-- Aim --
Report, word for word, every line of the material that contains "this".

━━━━━ Materials provided ━━━━━

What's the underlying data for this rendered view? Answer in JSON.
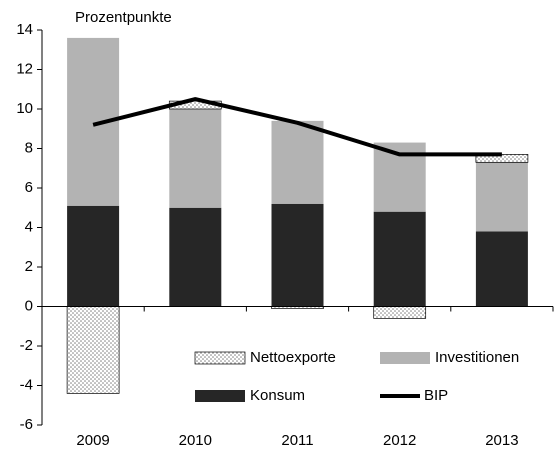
{
  "chart_data": {
    "type": "stacked-bar-line",
    "y_label": "Prozentpunkte",
    "categories": [
      "2009",
      "2010",
      "2011",
      "2012",
      "2013"
    ],
    "ylim": [
      -6,
      14
    ],
    "yticks": [
      -6,
      -4,
      -2,
      0,
      2,
      4,
      6,
      8,
      10,
      12,
      14
    ],
    "series": [
      {
        "name": "Konsum",
        "color": "#262626",
        "kind": "bar",
        "values": [
          5.1,
          5.0,
          5.2,
          4.8,
          3.8
        ]
      },
      {
        "name": "Investitionen",
        "color": "#b3b3b3",
        "kind": "bar",
        "values": [
          8.5,
          5.0,
          4.2,
          3.5,
          3.5
        ]
      },
      {
        "name": "Nettoexporte",
        "color": "#7f7f7f",
        "kind": "bar",
        "pattern": "dots",
        "values": [
          -4.4,
          0.4,
          -0.1,
          -0.6,
          0.4
        ]
      },
      {
        "name": "BIP",
        "color": "#000000",
        "kind": "line",
        "values": [
          9.2,
          10.5,
          9.3,
          7.7,
          7.7
        ]
      }
    ],
    "legend_order": [
      2,
      1,
      0,
      3
    ]
  }
}
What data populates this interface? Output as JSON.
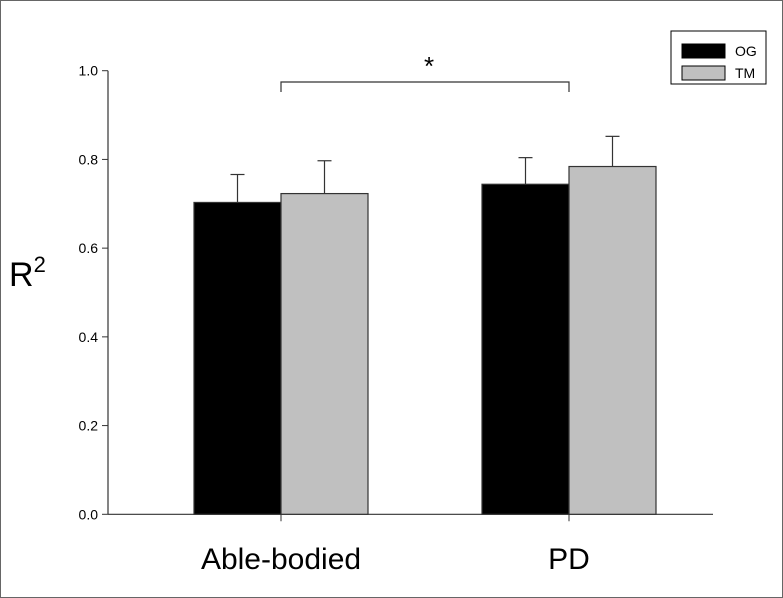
{
  "chart_data": {
    "type": "bar",
    "title": "",
    "xlabel": "",
    "ylabel": "R",
    "ylabel_superscript": "2",
    "ylim": [
      0,
      1.0
    ],
    "yticks": [
      "0.0",
      "0.2",
      "0.4",
      "0.6",
      "0.8",
      "1.0"
    ],
    "categories": [
      "Able-bodied",
      "PD"
    ],
    "series": [
      {
        "name": "OG",
        "color": "#000000",
        "values": [
          0.703,
          0.744
        ],
        "error": [
          0.063,
          0.06
        ]
      },
      {
        "name": "TM",
        "color": "#c0c0c0",
        "values": [
          0.723,
          0.784
        ],
        "error": [
          0.074,
          0.068
        ]
      }
    ],
    "grid": false,
    "legend_position": "top-right",
    "annotations": [
      {
        "text": "*",
        "type": "significance-bracket",
        "between": [
          "Able-bodied",
          "PD"
        ]
      }
    ]
  }
}
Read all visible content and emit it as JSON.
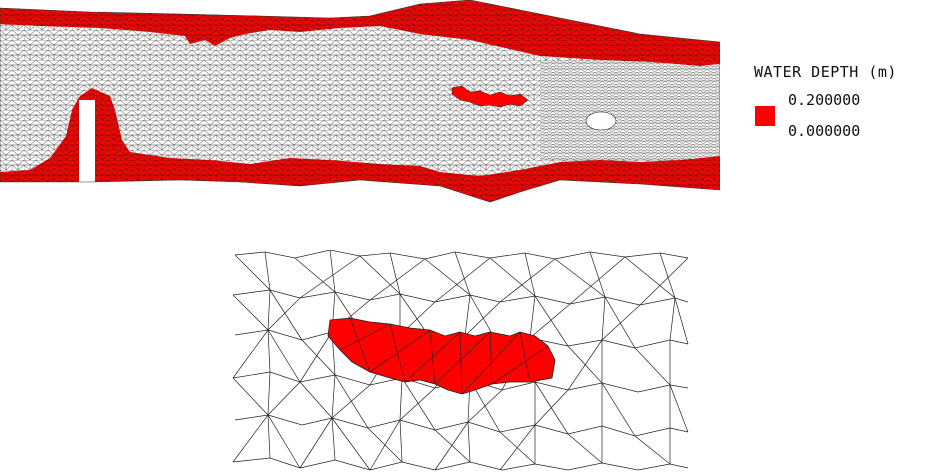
{
  "legend": {
    "title": "WATER DEPTH (m)",
    "max_label": "0.200000",
    "min_label": "0.000000"
  },
  "colors": {
    "depth_fill": "#ff0000",
    "mesh_line": "#222222",
    "background": "#ffffff"
  },
  "views": [
    {
      "name": "full-domain",
      "description_visible": false
    },
    {
      "name": "zoom-detail",
      "description_visible": false
    }
  ]
}
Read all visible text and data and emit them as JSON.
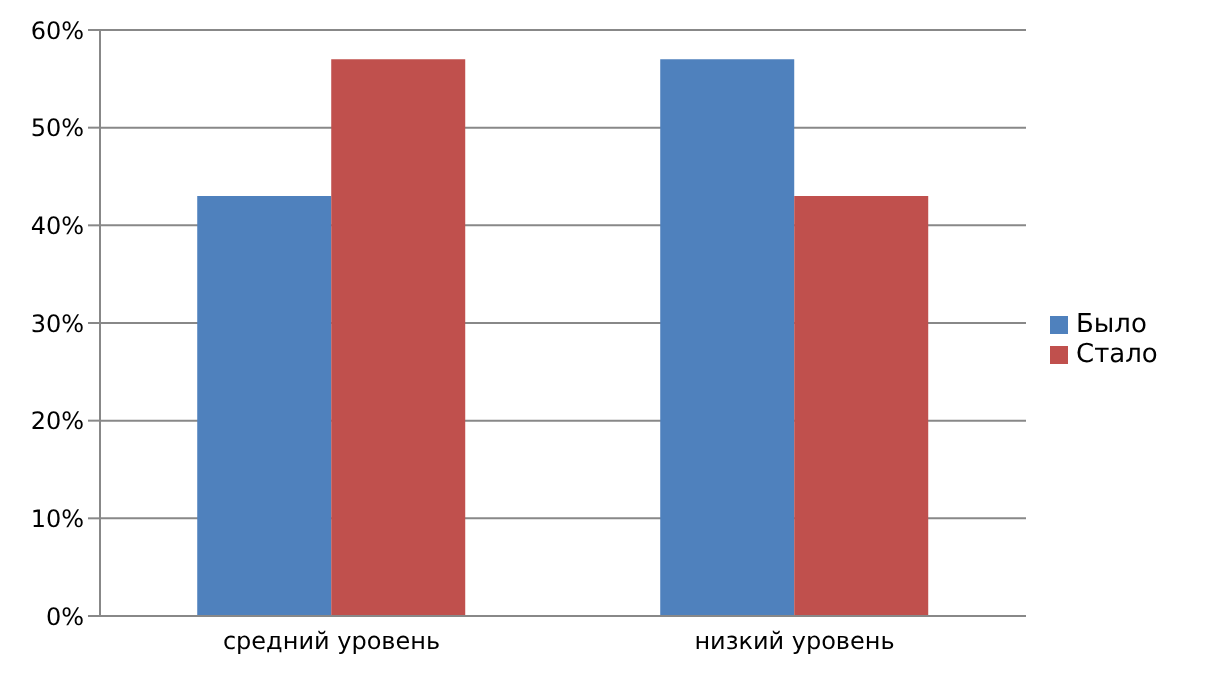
{
  "chart_data": {
    "type": "bar",
    "categories": [
      "средний уровень",
      "низкий уровень"
    ],
    "series": [
      {
        "name": "Было",
        "color": "#4f81bd",
        "values": [
          43,
          57
        ]
      },
      {
        "name": "Стало",
        "color": "#c0504d",
        "values": [
          57,
          43
        ]
      }
    ],
    "ylim": [
      0,
      60
    ],
    "yticks": [
      {
        "value": 0,
        "label": "0%"
      },
      {
        "value": 10,
        "label": "10%"
      },
      {
        "value": 20,
        "label": "20%"
      },
      {
        "value": 30,
        "label": "30%"
      },
      {
        "value": 40,
        "label": "40%"
      },
      {
        "value": 50,
        "label": "50%"
      },
      {
        "value": 60,
        "label": "60%"
      }
    ],
    "grid": "y",
    "legend": "right"
  }
}
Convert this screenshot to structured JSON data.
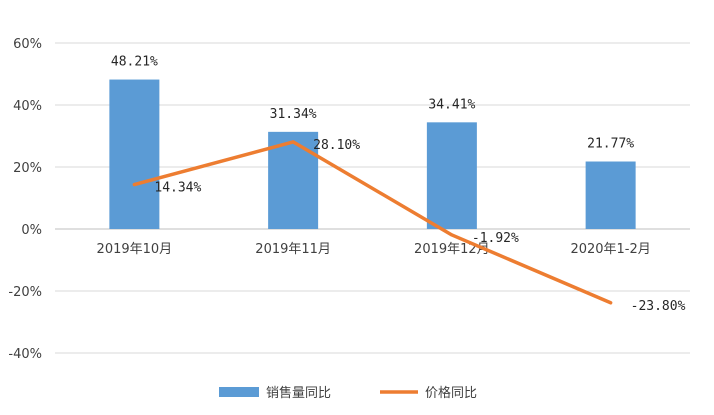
{
  "chart_data": {
    "type": "bar",
    "categories": [
      "2019年10月",
      "2019年11月",
      "2019年12月",
      "2020年1-2月"
    ],
    "series": [
      {
        "name": "销售量同比",
        "type": "bar",
        "color": "#5B9BD5",
        "values": [
          48.21,
          31.34,
          34.41,
          21.77
        ],
        "labels": [
          "48.21%",
          "31.34%",
          "34.41%",
          "21.77%"
        ]
      },
      {
        "name": "价格同比",
        "type": "line",
        "color": "#ED7D31",
        "values": [
          14.34,
          28.1,
          -1.92,
          -23.8
        ],
        "labels": [
          "14.34%",
          "28.10%",
          "-1.92%",
          "-23.80%"
        ]
      }
    ],
    "y_ticks": [
      "60%",
      "40%",
      "20%",
      "0%",
      "-20%",
      "-40%"
    ],
    "ylim": [
      -40,
      60
    ],
    "grid": true,
    "legend": "bottom"
  }
}
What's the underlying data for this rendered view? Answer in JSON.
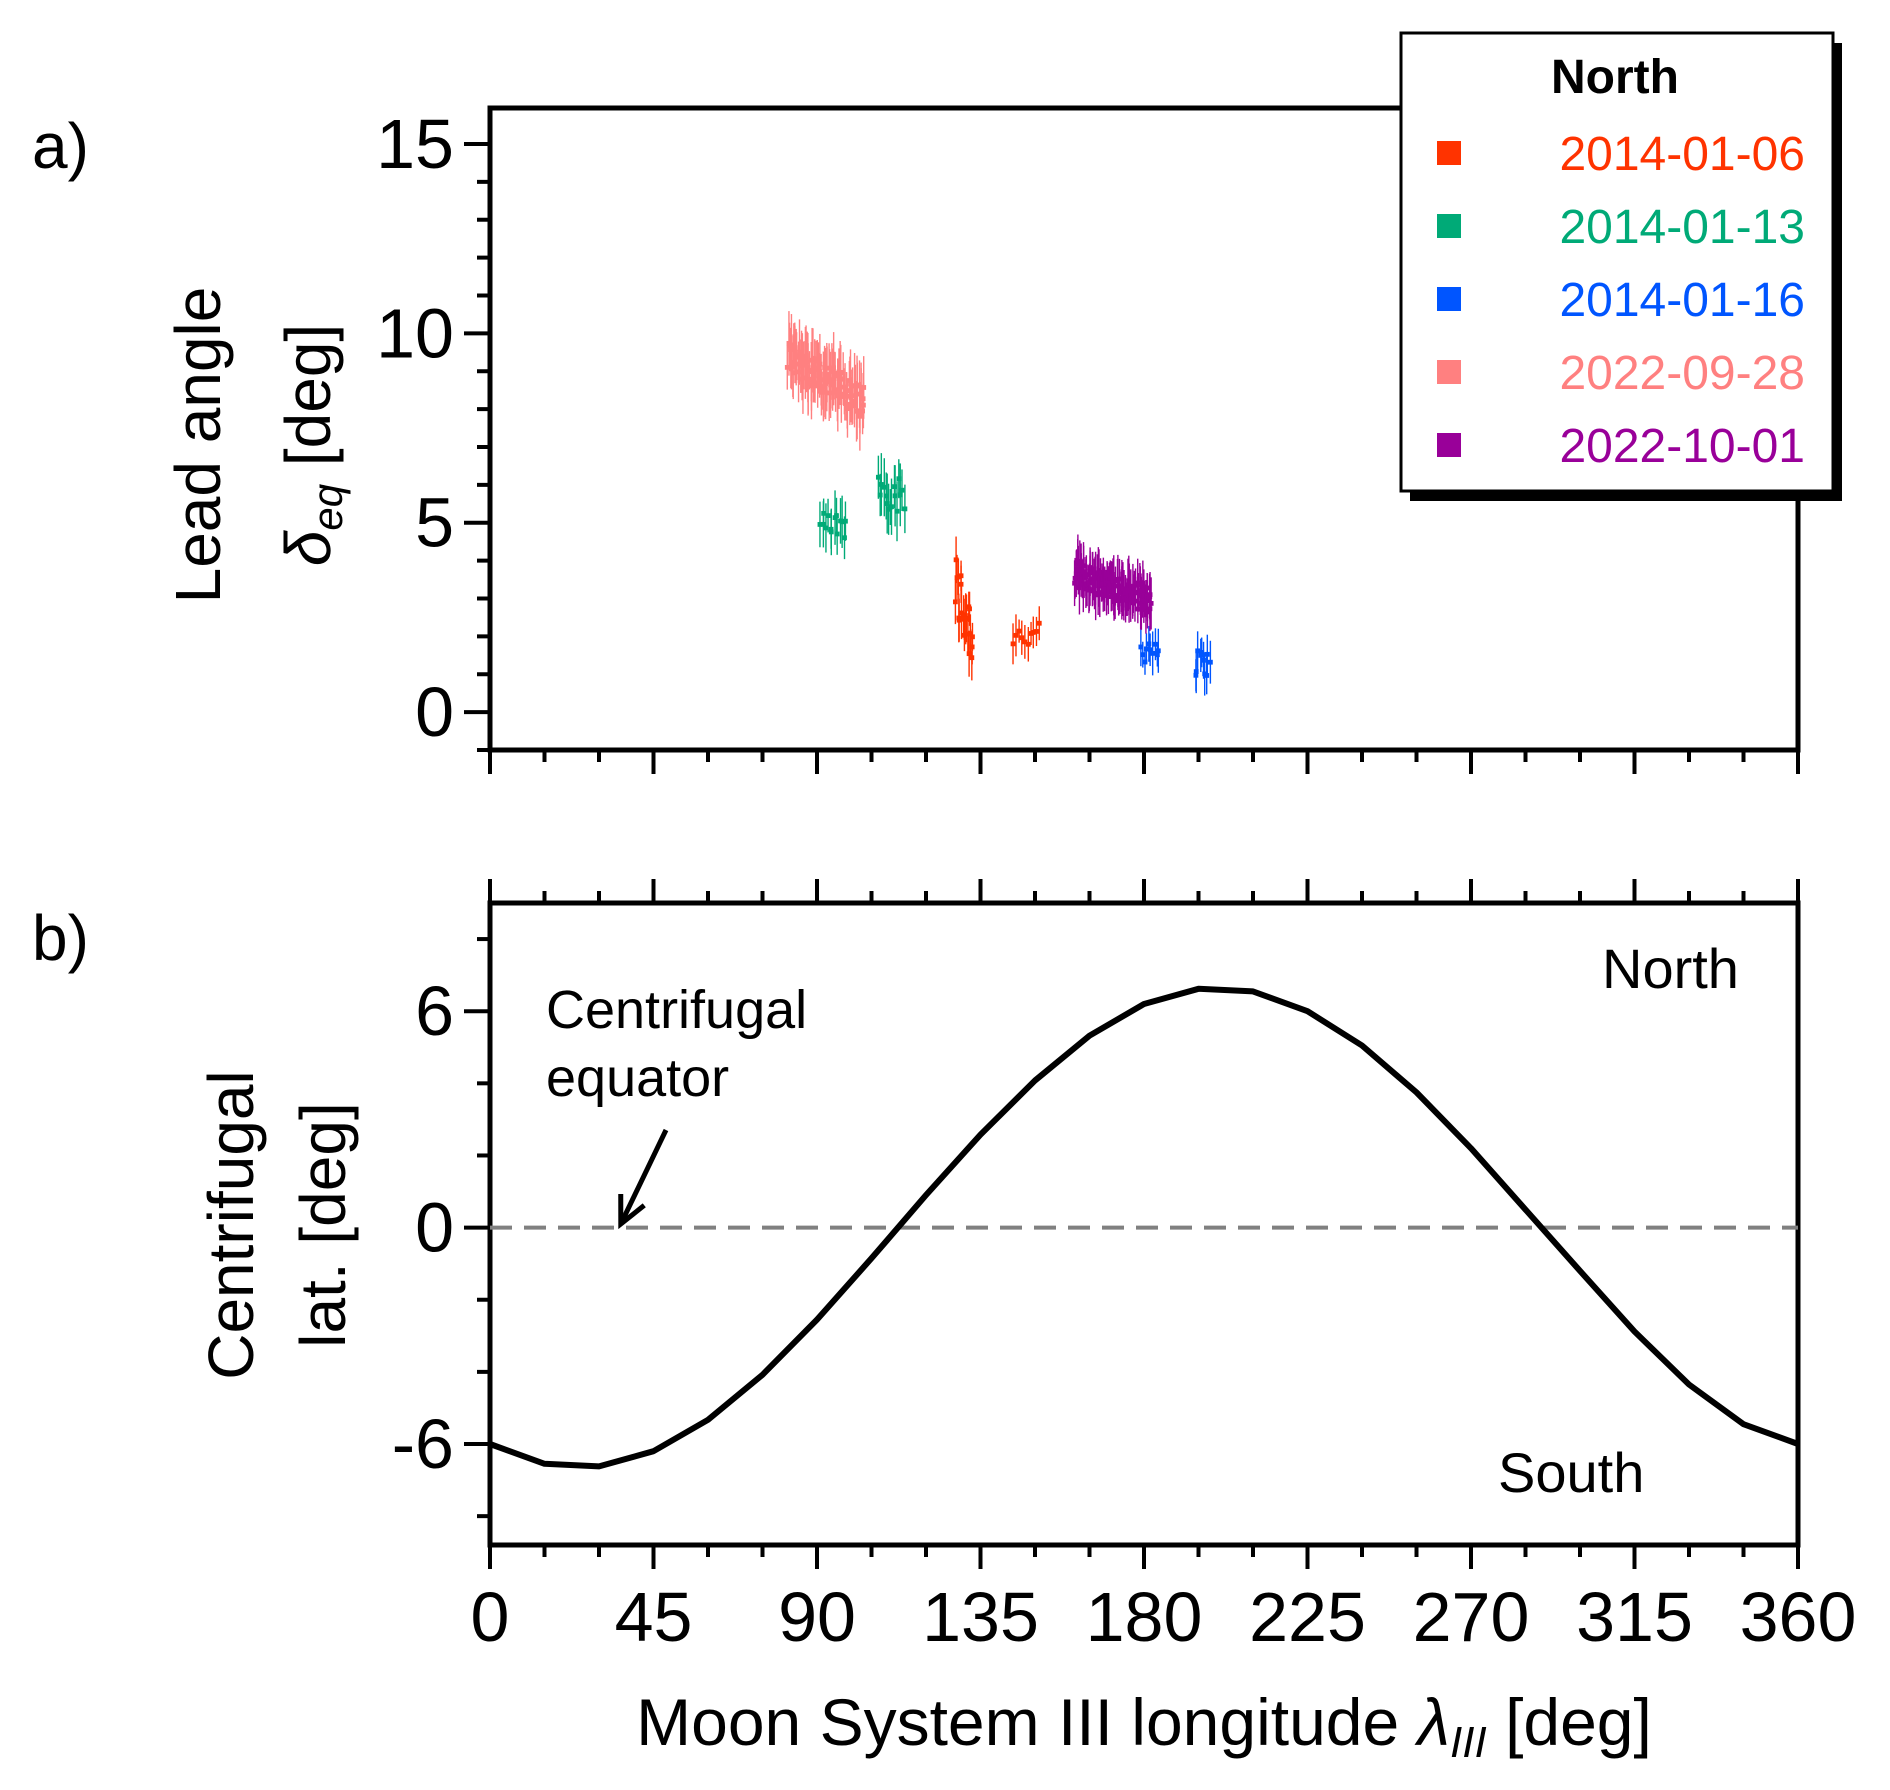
{
  "panel_labels": {
    "a": "a)",
    "b": "b)"
  },
  "chart_data": [
    {
      "type": "scatter",
      "panel": "a",
      "ylabel_line1": "Lead angle",
      "ylabel_symbol": "δ",
      "ylabel_subscript": "eq",
      "ylabel_unit": "[deg]",
      "xlim": [
        0,
        360
      ],
      "ylim": [
        -1,
        15.95
      ],
      "x_ticks": [
        0,
        45,
        90,
        135,
        180,
        225,
        270,
        315,
        360
      ],
      "y_ticks": [
        0,
        5,
        10,
        15
      ],
      "y_tick_labels": [
        "0",
        "5",
        "10",
        "15"
      ],
      "grid": false,
      "legend": {
        "title": "North",
        "placement": "top-right",
        "entries": [
          {
            "label": "2014-01-06",
            "color": "#ff3300"
          },
          {
            "label": "2014-01-13",
            "color": "#00aa77"
          },
          {
            "label": "2014-01-16",
            "color": "#0055ff"
          },
          {
            "label": "2022-09-28",
            "color": "#ff8080"
          },
          {
            "label": "2022-10-01",
            "color": "#990099"
          }
        ]
      },
      "series": [
        {
          "name": "2014-01-06",
          "color": "#ff3300",
          "clusters": [
            {
              "x": [
                128,
                133
              ],
              "y_center": 2.7,
              "y_spread": 1.0,
              "err": 0.6,
              "n": 22,
              "slope": -0.25
            },
            {
              "x": [
                144,
                151
              ],
              "y_center": 2.0,
              "y_spread": 0.35,
              "err": 0.5,
              "n": 10,
              "slope": 0
            }
          ]
        },
        {
          "name": "2014-01-13",
          "color": "#00aa77",
          "clusters": [
            {
              "x": [
                91,
                98
              ],
              "y_center": 4.9,
              "y_spread": 0.4,
              "err": 0.6,
              "n": 14,
              "slope": 0
            },
            {
              "x": [
                107,
                114
              ],
              "y_center": 5.8,
              "y_spread": 0.5,
              "err": 0.7,
              "n": 16,
              "slope": -0.06
            }
          ]
        },
        {
          "name": "2014-01-16",
          "color": "#0055ff",
          "clusters": [
            {
              "x": [
                179,
                184
              ],
              "y_center": 1.7,
              "y_spread": 0.4,
              "err": 0.5,
              "n": 10,
              "slope": 0
            },
            {
              "x": [
                194,
                198
              ],
              "y_center": 1.3,
              "y_spread": 0.35,
              "err": 0.5,
              "n": 10,
              "slope": 0
            }
          ]
        },
        {
          "name": "2022-09-28",
          "color": "#ff8080",
          "clusters": [
            {
              "x": [
                82,
                103
              ],
              "y_center": 8.8,
              "y_spread": 0.45,
              "err": 0.8,
              "n": 110,
              "slope": -0.06
            }
          ]
        },
        {
          "name": "2022-10-01",
          "color": "#990099",
          "clusters": [
            {
              "x": [
                161,
                182
              ],
              "y_center": 3.3,
              "y_spread": 0.35,
              "err": 0.6,
              "n": 130,
              "slope": -0.035
            }
          ]
        }
      ]
    },
    {
      "type": "line",
      "panel": "b",
      "xlabel_main": "Moon System III longitude",
      "xlabel_symbol": "λ",
      "xlabel_subscript": "III",
      "xlabel_unit": "[deg]",
      "ylabel_line1": "Centrifugal",
      "ylabel_line2": "lat. [deg]",
      "xlim": [
        0,
        360
      ],
      "ylim": [
        -8.8,
        9.0
      ],
      "x_ticks": [
        0,
        45,
        90,
        135,
        180,
        225,
        270,
        315,
        360
      ],
      "x_tick_labels": [
        "0",
        "45",
        "90",
        "135",
        "180",
        "225",
        "270",
        "315",
        "360"
      ],
      "y_ticks": [
        -6,
        0,
        6
      ],
      "y_tick_labels": [
        "-6",
        "0",
        "6"
      ],
      "grid": false,
      "series": [
        {
          "name": "Centrifugal latitude",
          "color": "#000000",
          "x": [
            0,
            15,
            30,
            45,
            60,
            75,
            90,
            105,
            120,
            135,
            150,
            165,
            180,
            195,
            210,
            225,
            240,
            255,
            270,
            285,
            300,
            315,
            330,
            345,
            360
          ],
          "y": [
            -6.0,
            -6.55,
            -6.62,
            -6.2,
            -5.33,
            -4.08,
            -2.55,
            -0.85,
            0.9,
            2.58,
            4.08,
            5.32,
            6.2,
            6.62,
            6.55,
            6.0,
            5.05,
            3.75,
            2.2,
            0.5,
            -1.2,
            -2.88,
            -4.35,
            -5.45,
            -6.0
          ]
        }
      ],
      "reference_line": {
        "y": 0,
        "style": "dashed",
        "color": "#808080"
      },
      "annotations": {
        "equator_line1": "Centrifugal",
        "equator_line2": "equator",
        "arrow_target": {
          "x": 36,
          "y": 0.1
        },
        "north": "North",
        "south": "South"
      }
    }
  ]
}
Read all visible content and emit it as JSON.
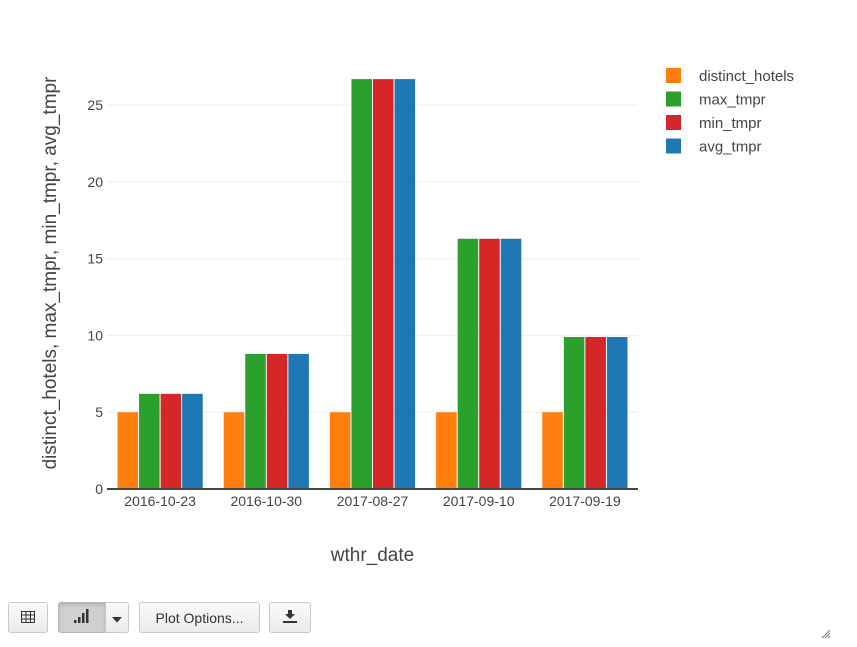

━━━━━

-- Finished answer --
What's the underlying data for this rendered view? Answer in JSON.
What data populates this interface? Output as JSON.
Convert this screenshot to structured JSON data.
What's the underlying data for this rendered view? Answer in JSON.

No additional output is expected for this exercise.